(Dataset records on visual material)
'''
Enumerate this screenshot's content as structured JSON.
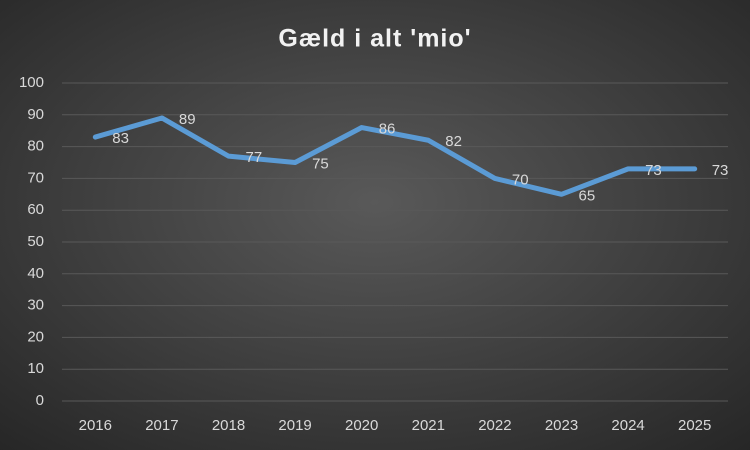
{
  "chart_data": {
    "type": "line",
    "title": "Gæld i alt 'mio'",
    "categories": [
      "2016",
      "2017",
      "2018",
      "2019",
      "2020",
      "2021",
      "2022",
      "2023",
      "2024",
      "2025"
    ],
    "series": [
      {
        "name": "Gæld i alt 'mio'",
        "color": "#5b9bd5",
        "values": [
          83,
          89,
          77,
          75,
          86,
          82,
          70,
          65,
          73,
          73
        ]
      }
    ],
    "ylim": [
      0,
      100
    ],
    "yticks": [
      0,
      10,
      20,
      30,
      40,
      50,
      60,
      70,
      80,
      90,
      100
    ],
    "grid": true
  }
}
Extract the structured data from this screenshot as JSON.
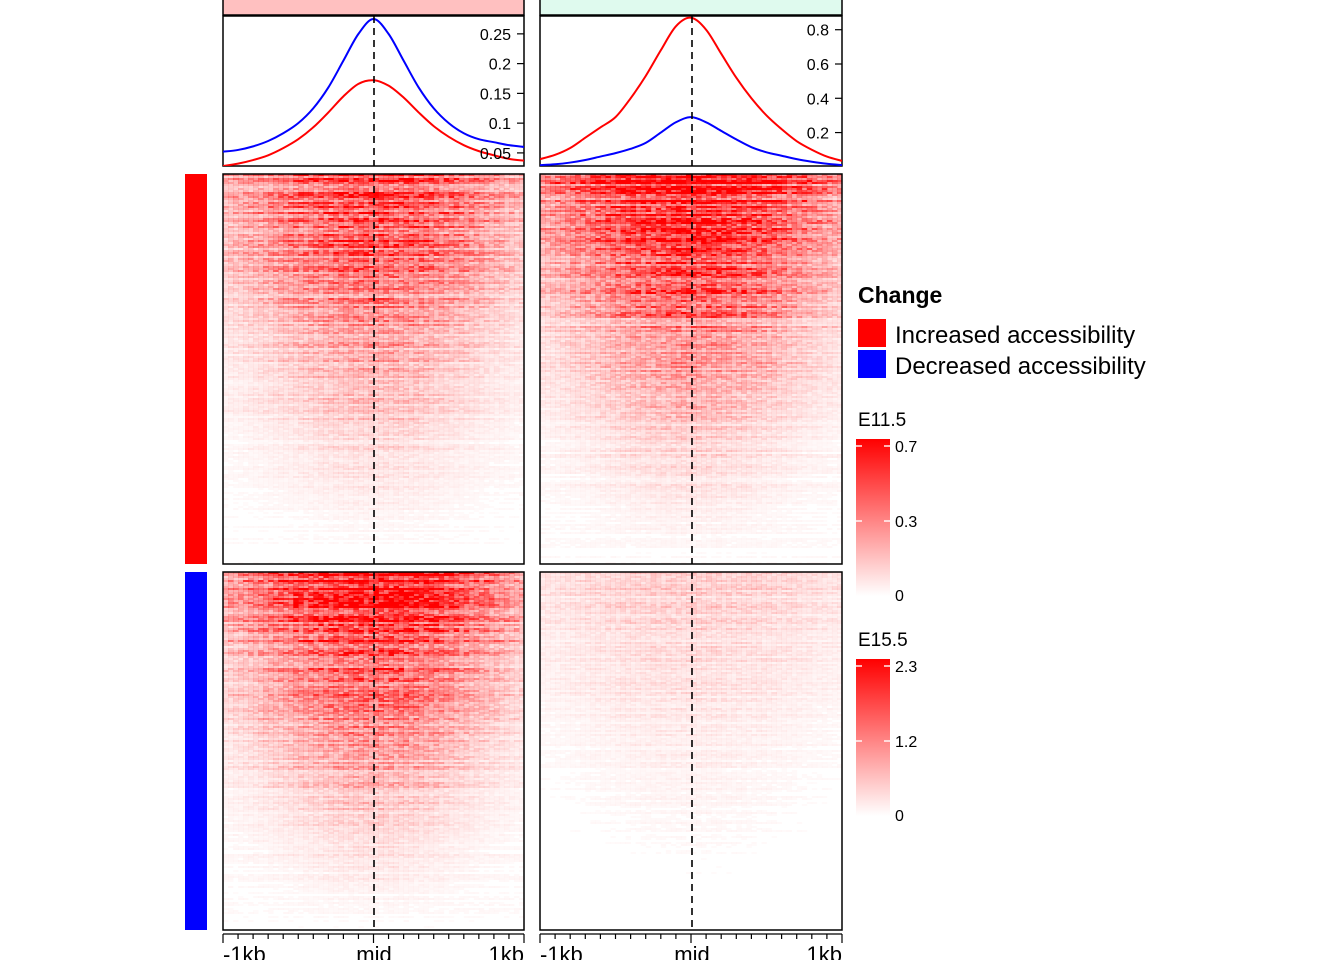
'''
Challenge: Transcribe the material exactly, keeping every word and none of the pictures.

Solution to the problem:
Enumerate this screenshot's content as structured JSON.
{
  "chart_data": {
    "type": "line",
    "title": "Gæld i alt 'mio'",
    "categories": [
      "2016",
      "2017",
      "2018",
      "2019",
      "2020",
      "2021",
      "2022",
      "2023",
      "2024",
      "2025"
    ],
    "series": [
      {
        "name": "Gæld i alt 'mio'",
        "color": "#5b9bd5",
        "values": [
          83,
          89,
          77,
          75,
          86,
          82,
          70,
          65,
          73,
          73
        ]
      }
    ],
    "ylim": [
      0,
      100
    ],
    "yticks": [
      0,
      10,
      20,
      30,
      40,
      50,
      60,
      70,
      80,
      90,
      100
    ],
    "grid": true
  }
}
Extract the structured data from this screenshot as JSON.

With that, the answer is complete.